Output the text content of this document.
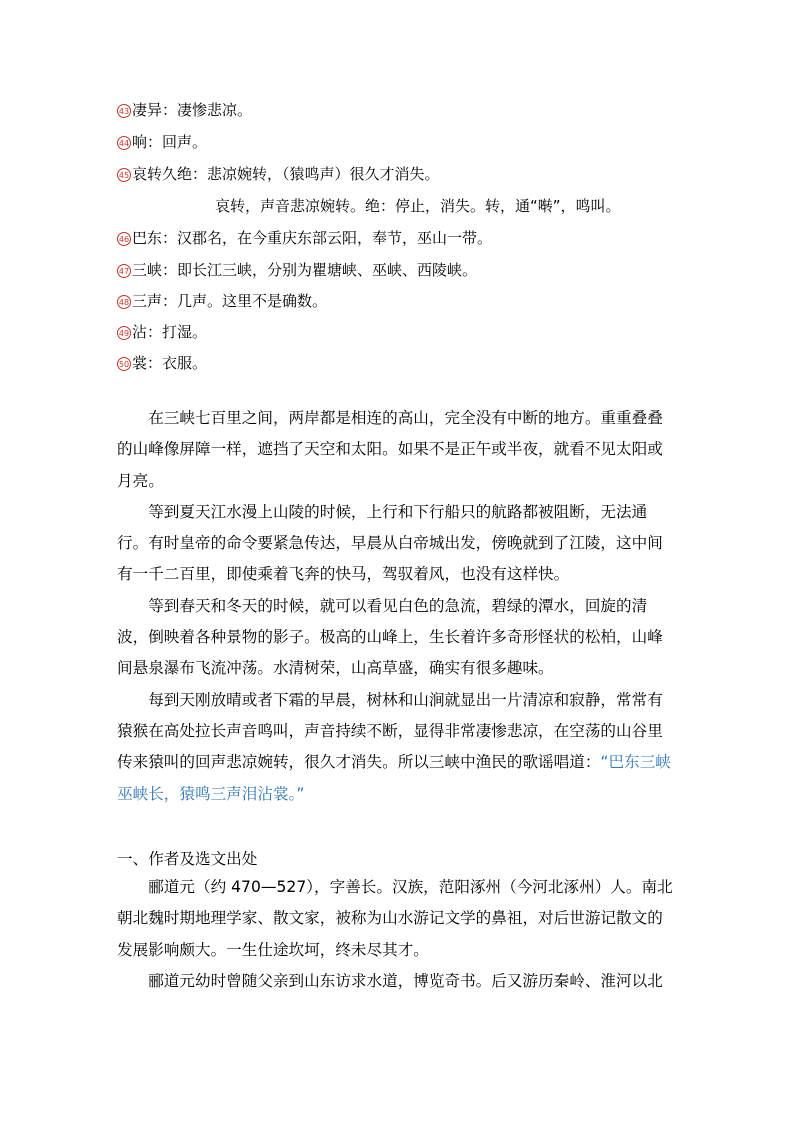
43 凄异：凄惨悲凉。
44 响：回声。
45 哀转久绝：悲凉婉转，（猿鸣声）很久才消失。
哀转，声音悲凉婉转。绝：停止，消失。转，通“啭”，鸣叫。
46 巴东：汉郡名，在今重庆东部云阳，奉节，巫山一带。
47 三峡：即长江三峡，分别为瞿塘峡、巫峡、西陵峡。
48 三声：几声。这里不是确数。
49 沾：打湿。
50 裳：衣服。

在三峡七百里之间，两岸都是相连的高山，完全没有中断的地方。重重叠叠的山峰像屏障一样，遮挡了天空和太阳。如果不是正午或半夜，就看不见太阳或月亮。

等到夏天江水漫上山陵的时候，上行和下行船只的航路都被阻断，无法通行。有时皇帝的命令要紧急传达，早晨从白帝城出发，傍晚就到了江陵，这中间有一千二百里，即使乘着飞奔的快马，驾驭着风，也没有这样快。

等到春天和冬天的时候，就可以看见白色的急流，碧绿的潭水，回旋的清波，倒映着各种景物的影子。极高的山峰上，生长着许多奇形怪状的松柏，山峰间悬泉瀑布飞流冲荡。水清树荣，山高草盛，确实有很多趣味。

每到天刚放晴或者下霜的早晨，树林和山涧就显出一片清凉和寂静，常常有猿猴在高处拉长声音鸣叫，声音持续不断，显得非常凄惨悲凉，在空荡的山谷里传来猿叫的回声悲凉婉转，很久才消失。所以三峡中渔民的歌谣唱道：“巴东三峡巫峡长，猿鸣三声泪沾裳。”

一、作者及选文出处

郦道元（约 470—527），字善长。汉族，范阳涿州（今河北涿州）人。南北朝北魏时期地理学家、散文家，被称为山水游记文学的鼻祖，对后世游记散文的发展影响颇大。一生仕途坎坷，终未尽其才。

郦道元幼时曾随父亲到山东访求水道，博览奇书。后又游历秦岭、淮河以北
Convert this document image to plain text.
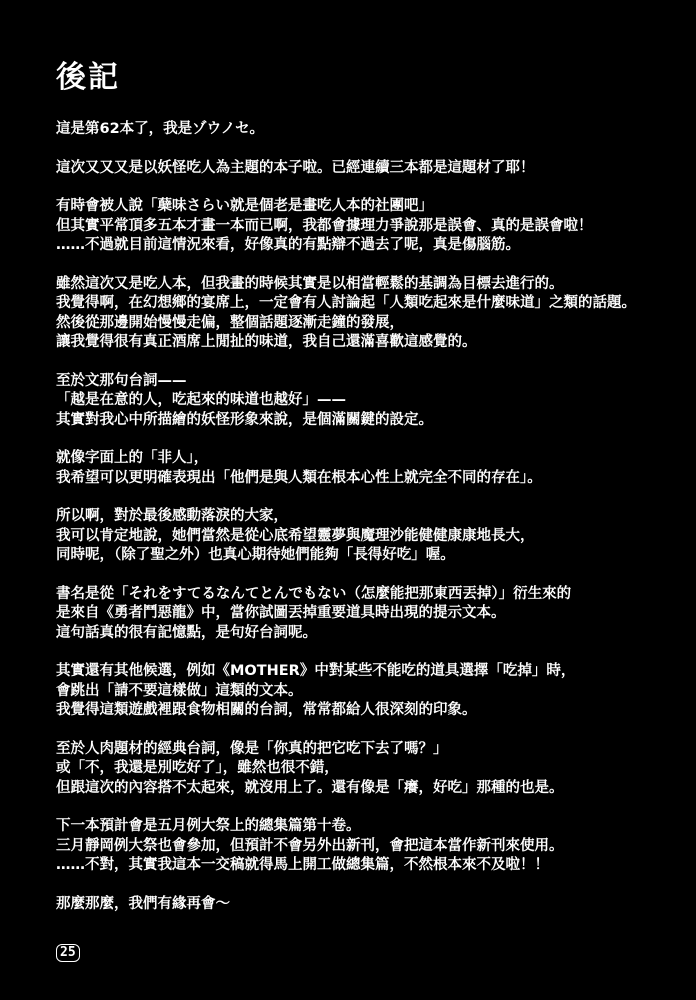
後記
這是第62本了，我是ゾウノセ。
這次又又又是以妖怪吃人為主題的本子啦。已經連續三本都是這題材了耶！
有時會被人說「蘖味さらい就是個老是畫吃人本的社團吧」
但其實平常頂多五本才畫一本而已啊，我都會據理力爭說那是誤會、真的是誤會啦！
……不過就目前這情況來看，好像真的有點辯不過去了呢，真是傷腦筋。
雖然這次又是吃人本，但我畫的時候其實是以相當輕鬆的基調為目標去進行的。
我覺得啊，在幻想鄉的宴席上，一定會有人討論起「人類吃起來是什麼味道」之類的話題。
然後從那邊開始慢慢走偏，整個話題逐漸走鐘的發展，
讓我覺得很有真正酒席上閒扯的味道，我自己還滿喜歡這感覺的。
至於文那句台詞——
「越是在意的人，吃起來的味道也越好」——
其實對我心中所描繪的妖怪形象來說，是個滿關鍵的設定。
就像字面上的「非人」，
我希望可以更明確表現出「他們是與人類在根本心性上就完全不同的存在」。
所以啊，對於最後感動落淚的大家，
我可以肯定地說，她們當然是從心底希望靈夢與魔理沙能健健康康地長大，
同時呢，（除了聖之外）也真心期待她們能夠「長得好吃」喔。
書名是從「それをすてるなんてとんでもない（怎麼能把那東西丟掉）」衍生來的
是來自《勇者鬥惡龍》中，當你試圖丟掉重要道具時出現的提示文本。
這句話真的很有記憶點，是句好台詞呢。
其實還有其他候選，例如《MOTHER》中對某些不能吃的道具選擇「吃掉」時，
會跳出「請不要這樣做」這類的文本。
我覺得這類遊戲裡跟食物相關的台詞，常常都給人很深刻的印象。
至於人肉題材的經典台詞，像是「你真的把它吃下去了嗎？」
或「不，我還是別吃好了」，雖然也很不錯，
但跟這次的內容搭不太起來，就沒用上了。還有像是「癢，好吃」那種的也是。
下一本預計會是五月例大祭上的總集篇第十卷。
三月靜岡例大祭也會參加，但預計不會另外出新刊，會把這本當作新刊來使用。
……不對，其實我這本一交稿就得馬上開工做總集篇，不然根本來不及啦！！
那麼那麼，我們有緣再會～
25
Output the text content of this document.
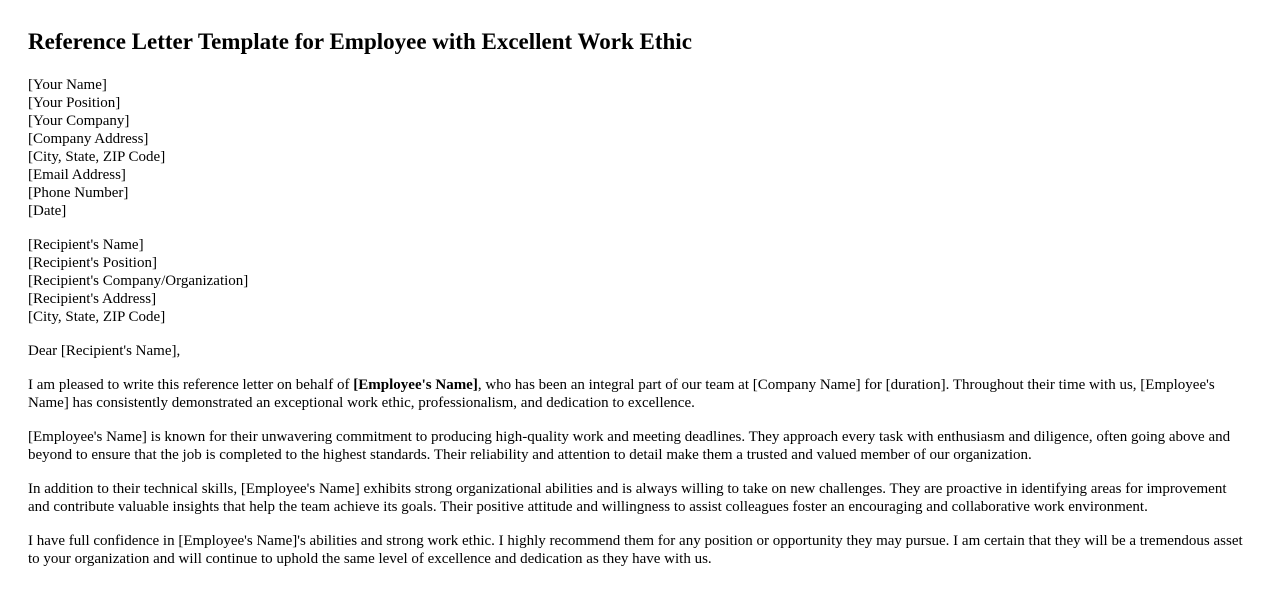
Reference Letter Template for Employee with Excellent Work Ethic
[Your Name]
[Your Position]
[Your Company]
[Company Address]
[City, State, ZIP Code]
[Email Address]
[Phone Number]
[Date]
[Recipient's Name]
[Recipient's Position]
[Recipient's Company/Organization]
[Recipient's Address]
[City, State, ZIP Code]
Dear [Recipient's Name],

I am pleased to write this reference letter on behalf of [Employee's Name], who has been an integral part of our team at [Company Name] for [duration]. Throughout their time with us, [Employee's Name] has consistently demonstrated an exceptional work ethic, professionalism, and dedication to excellence.

[Employee's Name] is known for their unwavering commitment to producing high-quality work and meeting deadlines. They approach every task with enthusiasm and diligence, often going above and beyond to ensure that the job is completed to the highest standards. Their reliability and attention to detail make them a trusted and valued member of our organization.

In addition to their technical skills, [Employee's Name] exhibits strong organizational abilities and is always willing to take on new challenges. They are proactive in identifying areas for improvement and contribute valuable insights that help the team achieve its goals. Their positive attitude and willingness to assist colleagues foster an encouraging and collaborative work environment.

I have full confidence in [Employee's Name]'s abilities and strong work ethic. I highly recommend them for any position or opportunity they may pursue. I am certain that they will be a tremendous asset to your organization and will continue to uphold the same level of excellence and dedication as they have with us.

-=-=-=-=-

▸ Aim of the task: Retype every record above exactly as written, but leave out the pictures.

▸ Answer below:
Output the text content of this document.
43 凄异：凄惨悲凉。
44 响：回声。
45 哀转久绝：悲凉婉转，（猿鸣声）很久才消失。
哀转，声音悲凉婉转。绝：停止，消失。转，通“啭”，鸣叫。
46 巴东：汉郡名，在今重庆东部云阳，奉节，巫山一带。
47 三峡：即长江三峡，分别为瞿塘峡、巫峡、西陵峡。
48 三声：几声。这里不是确数。
49 沾：打湿。
50 裳：衣服。

在三峡七百里之间，两岸都是相连的高山，完全没有中断的地方。重重叠叠的山峰像屏障一样，遮挡了天空和太阳。如果不是正午或半夜，就看不见太阳或月亮。

等到夏天江水漫上山陵的时候，上行和下行船只的航路都被阻断，无法通行。有时皇帝的命令要紧急传达，早晨从白帝城出发，傍晚就到了江陵，这中间有一千二百里，即使乘着飞奔的快马，驾驭着风，也没有这样快。

等到春天和冬天的时候，就可以看见白色的急流，碧绿的潭水，回旋的清波，倒映着各种景物的影子。极高的山峰上，生长着许多奇形怪状的松柏，山峰间悬泉瀑布飞流冲荡。水清树荣，山高草盛，确实有很多趣味。

每到天刚放晴或者下霜的早晨，树林和山涧就显出一片清凉和寂静，常常有猿猴在高处拉长声音鸣叫，声音持续不断，显得非常凄惨悲凉，在空荡的山谷里传来猿叫的回声悲凉婉转，很久才消失。所以三峡中渔民的歌谣唱道：“巴东三峡巫峡长，猿鸣三声泪沾裳。”

一、作者及选文出处

郦道元（约 470—527），字善长。汉族，范阳涿州（今河北涿州）人。南北朝北魏时期地理学家、散文家，被称为山水游记文学的鼻祖，对后世游记散文的发展影响颇大。一生仕途坎坷，终未尽其才。

郦道元幼时曾随父亲到山东访求水道，博览奇书。后又游历秦岭、淮河以北
Convert this document image to plain text.
後記
這是第62本了，我是ゾウノセ。
這次又又又是以妖怪吃人為主題的本子啦。已經連續三本都是這題材了耶！
有時會被人說「蘖味さらい就是個老是畫吃人本的社團吧」
但其實平常頂多五本才畫一本而已啊，我都會據理力爭說那是誤會、真的是誤會啦！
……不過就目前這情況來看，好像真的有點辯不過去了呢，真是傷腦筋。
雖然這次又是吃人本，但我畫的時候其實是以相當輕鬆的基調為目標去進行的。
我覺得啊，在幻想鄉的宴席上，一定會有人討論起「人類吃起來是什麼味道」之類的話題。
然後從那邊開始慢慢走偏，整個話題逐漸走鐘的發展，
讓我覺得很有真正酒席上閒扯的味道，我自己還滿喜歡這感覺的。
至於文那句台詞——
「越是在意的人，吃起來的味道也越好」——
其實對我心中所描繪的妖怪形象來說，是個滿關鍵的設定。
就像字面上的「非人」，
我希望可以更明確表現出「他們是與人類在根本心性上就完全不同的存在」。
所以啊，對於最後感動落淚的大家，
我可以肯定地說，她們當然是從心底希望靈夢與魔理沙能健健康康地長大，
同時呢，（除了聖之外）也真心期待她們能夠「長得好吃」喔。
書名是從「それをすてるなんてとんでもない（怎麼能把那東西丟掉）」衍生來的
是來自《勇者鬥惡龍》中，當你試圖丟掉重要道具時出現的提示文本。
這句話真的很有記憶點，是句好台詞呢。
其實還有其他候選，例如《MOTHER》中對某些不能吃的道具選擇「吃掉」時，
會跳出「請不要這樣做」這類的文本。
我覺得這類遊戲裡跟食物相關的台詞，常常都給人很深刻的印象。
至於人肉題材的經典台詞，像是「你真的把它吃下去了嗎？」
或「不，我還是別吃好了」，雖然也很不錯，
但跟這次的內容搭不太起來，就沒用上了。還有像是「癢，好吃」那種的也是。
下一本預計會是五月例大祭上的總集篇第十卷。
三月靜岡例大祭也會參加，但預計不會另外出新刊，會把這本當作新刊來使用。
……不對，其實我這本一交稿就得馬上開工做總集篇，不然根本來不及啦！！
那麼那麼，我們有緣再會～
25
Output the text content of this document.
Reference Letter Template for Employee with Excellent Work Ethic
[Your Name]
[Your Position]
[Your Company]
[Company Address]
[City, State, ZIP Code]
[Email Address]
[Phone Number]
[Date]
[Recipient's Name]
[Recipient's Position]
[Recipient's Company/Organization]
[Recipient's Address]
[City, State, ZIP Code]
Dear [Recipient's Name],

I am pleased to write this reference letter on behalf of [Employee's Name], who has been an integral part of our team at [Company Name] for [duration]. Throughout their time with us, [Employee's Name] has consistently demonstrated an exceptional work ethic, professionalism, and dedication to excellence.

[Employee's Name] is known for their unwavering commitment to producing high-quality work and meeting deadlines. They approach every task with enthusiasm and diligence, often going above and beyond to ensure that the job is completed to the highest standards. Their reliability and attention to detail make them a trusted and valued member of our organization.

In addition to their technical skills, [Employee's Name] exhibits strong organizational abilities and is always willing to take on new challenges. They are proactive in identifying areas for improvement and contribute valuable insights that help the team achieve its goals. Their positive attitude and willingness to assist colleagues foster an encouraging and collaborative work environment.

I have full confidence in [Employee's Name]'s abilities and strong work ethic. I highly recommend them for any position or opportunity they may pursue. I am certain that they will be a tremendous asset to your organization and will continue to uphold the same level of excellence and dedication as they have with us.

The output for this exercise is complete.